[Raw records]
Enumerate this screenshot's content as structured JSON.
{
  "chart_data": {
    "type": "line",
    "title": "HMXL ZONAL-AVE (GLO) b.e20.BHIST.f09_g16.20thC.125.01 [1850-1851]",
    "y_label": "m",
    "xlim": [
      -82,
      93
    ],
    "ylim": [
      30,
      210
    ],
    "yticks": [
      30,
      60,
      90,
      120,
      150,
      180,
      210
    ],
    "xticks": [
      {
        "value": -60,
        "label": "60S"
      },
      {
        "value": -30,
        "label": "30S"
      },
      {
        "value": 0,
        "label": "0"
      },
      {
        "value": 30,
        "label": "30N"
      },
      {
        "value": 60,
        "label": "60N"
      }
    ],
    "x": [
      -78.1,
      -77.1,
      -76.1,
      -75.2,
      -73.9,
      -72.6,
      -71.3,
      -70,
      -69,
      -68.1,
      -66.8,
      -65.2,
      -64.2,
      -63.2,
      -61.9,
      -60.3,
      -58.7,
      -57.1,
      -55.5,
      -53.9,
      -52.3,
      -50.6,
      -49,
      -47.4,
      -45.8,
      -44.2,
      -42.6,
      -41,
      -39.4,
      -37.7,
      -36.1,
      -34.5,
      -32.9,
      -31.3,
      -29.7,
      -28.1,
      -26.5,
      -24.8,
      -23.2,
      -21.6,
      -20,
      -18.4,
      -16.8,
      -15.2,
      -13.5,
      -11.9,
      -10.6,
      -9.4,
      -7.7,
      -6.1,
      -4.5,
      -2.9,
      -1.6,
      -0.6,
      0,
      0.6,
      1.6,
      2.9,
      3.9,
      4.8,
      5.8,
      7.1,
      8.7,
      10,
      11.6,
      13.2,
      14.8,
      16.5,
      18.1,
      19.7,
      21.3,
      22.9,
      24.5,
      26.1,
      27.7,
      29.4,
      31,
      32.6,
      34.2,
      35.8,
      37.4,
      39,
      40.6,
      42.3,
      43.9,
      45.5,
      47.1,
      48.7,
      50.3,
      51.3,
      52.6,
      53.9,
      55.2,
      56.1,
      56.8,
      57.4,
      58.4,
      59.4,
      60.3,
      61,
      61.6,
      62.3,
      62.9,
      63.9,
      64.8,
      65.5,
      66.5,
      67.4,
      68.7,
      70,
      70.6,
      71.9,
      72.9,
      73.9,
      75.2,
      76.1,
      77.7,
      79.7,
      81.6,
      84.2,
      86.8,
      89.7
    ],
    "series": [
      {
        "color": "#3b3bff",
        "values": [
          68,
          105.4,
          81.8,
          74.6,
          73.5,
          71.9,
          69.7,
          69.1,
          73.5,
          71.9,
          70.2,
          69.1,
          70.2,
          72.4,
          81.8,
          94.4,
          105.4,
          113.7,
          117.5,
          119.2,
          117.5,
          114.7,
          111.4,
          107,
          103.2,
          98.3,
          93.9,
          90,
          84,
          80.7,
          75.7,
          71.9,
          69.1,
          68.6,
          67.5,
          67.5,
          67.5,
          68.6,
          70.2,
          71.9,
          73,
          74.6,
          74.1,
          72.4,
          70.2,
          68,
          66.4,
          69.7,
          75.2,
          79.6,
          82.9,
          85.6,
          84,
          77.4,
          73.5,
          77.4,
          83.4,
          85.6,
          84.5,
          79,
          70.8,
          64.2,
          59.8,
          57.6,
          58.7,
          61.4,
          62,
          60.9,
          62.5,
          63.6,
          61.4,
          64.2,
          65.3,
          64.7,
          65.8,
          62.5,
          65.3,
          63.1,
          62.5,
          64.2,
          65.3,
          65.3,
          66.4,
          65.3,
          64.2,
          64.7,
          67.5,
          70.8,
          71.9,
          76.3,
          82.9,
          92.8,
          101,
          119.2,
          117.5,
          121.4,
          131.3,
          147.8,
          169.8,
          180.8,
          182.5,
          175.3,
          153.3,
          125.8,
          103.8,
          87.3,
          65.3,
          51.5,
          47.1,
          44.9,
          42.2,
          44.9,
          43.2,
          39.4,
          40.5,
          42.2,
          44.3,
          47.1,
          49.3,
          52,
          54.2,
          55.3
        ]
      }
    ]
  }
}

* * *

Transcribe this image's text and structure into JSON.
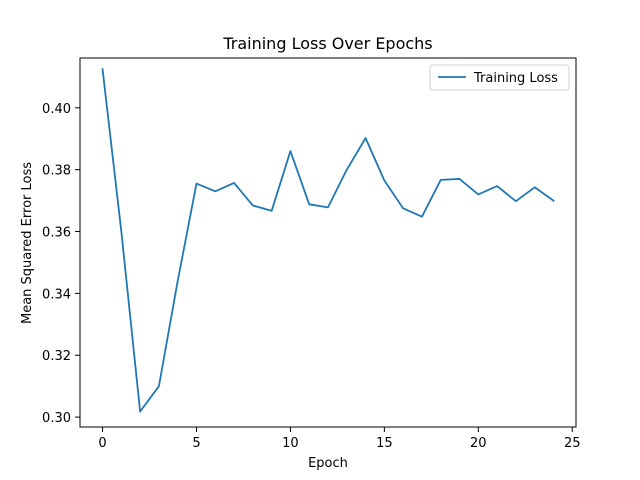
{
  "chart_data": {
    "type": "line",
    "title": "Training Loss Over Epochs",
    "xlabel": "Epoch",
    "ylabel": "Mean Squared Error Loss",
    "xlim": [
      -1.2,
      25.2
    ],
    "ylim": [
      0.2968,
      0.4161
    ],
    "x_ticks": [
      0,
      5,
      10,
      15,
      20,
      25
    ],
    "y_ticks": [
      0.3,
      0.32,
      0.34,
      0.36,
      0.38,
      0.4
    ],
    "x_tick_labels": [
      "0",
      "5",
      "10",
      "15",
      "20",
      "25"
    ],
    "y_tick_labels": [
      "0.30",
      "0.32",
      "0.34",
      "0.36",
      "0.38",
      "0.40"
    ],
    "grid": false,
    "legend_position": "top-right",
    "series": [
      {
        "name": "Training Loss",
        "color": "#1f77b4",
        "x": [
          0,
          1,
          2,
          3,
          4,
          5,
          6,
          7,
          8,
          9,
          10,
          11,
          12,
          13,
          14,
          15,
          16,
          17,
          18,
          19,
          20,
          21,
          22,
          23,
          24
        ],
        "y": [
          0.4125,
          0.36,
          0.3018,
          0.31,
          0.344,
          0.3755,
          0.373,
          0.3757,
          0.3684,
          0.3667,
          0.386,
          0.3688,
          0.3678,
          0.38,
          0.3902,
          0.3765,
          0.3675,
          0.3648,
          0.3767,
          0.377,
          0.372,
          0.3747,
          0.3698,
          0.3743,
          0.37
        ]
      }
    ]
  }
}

* * *

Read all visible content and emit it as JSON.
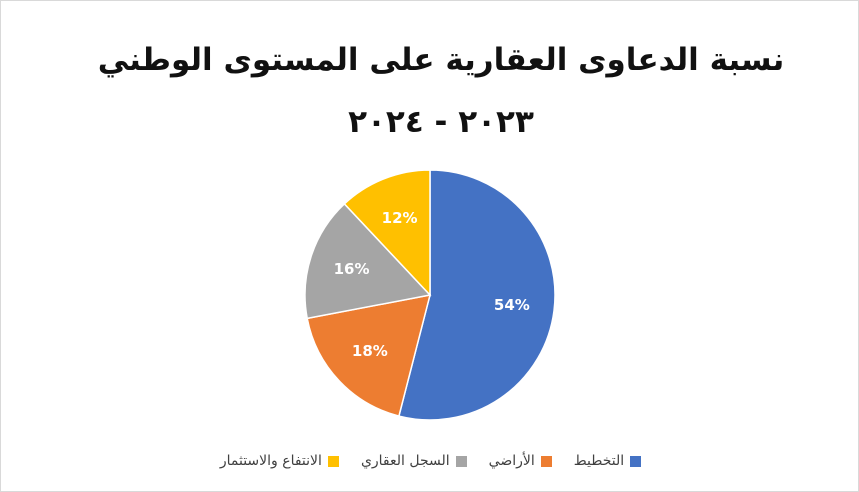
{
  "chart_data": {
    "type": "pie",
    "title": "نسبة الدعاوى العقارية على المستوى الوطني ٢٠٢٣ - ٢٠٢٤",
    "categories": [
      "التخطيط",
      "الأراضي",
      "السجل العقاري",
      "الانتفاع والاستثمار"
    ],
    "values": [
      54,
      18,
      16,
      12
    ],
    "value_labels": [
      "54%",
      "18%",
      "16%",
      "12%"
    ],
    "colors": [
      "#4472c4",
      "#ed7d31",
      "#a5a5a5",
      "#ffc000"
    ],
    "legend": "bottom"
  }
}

[TASK REQUIREMENTS] Tally how many lines of the material contain the word "title". The answer must be the number and nothing else.

[EXERCISE OUTPUT] 3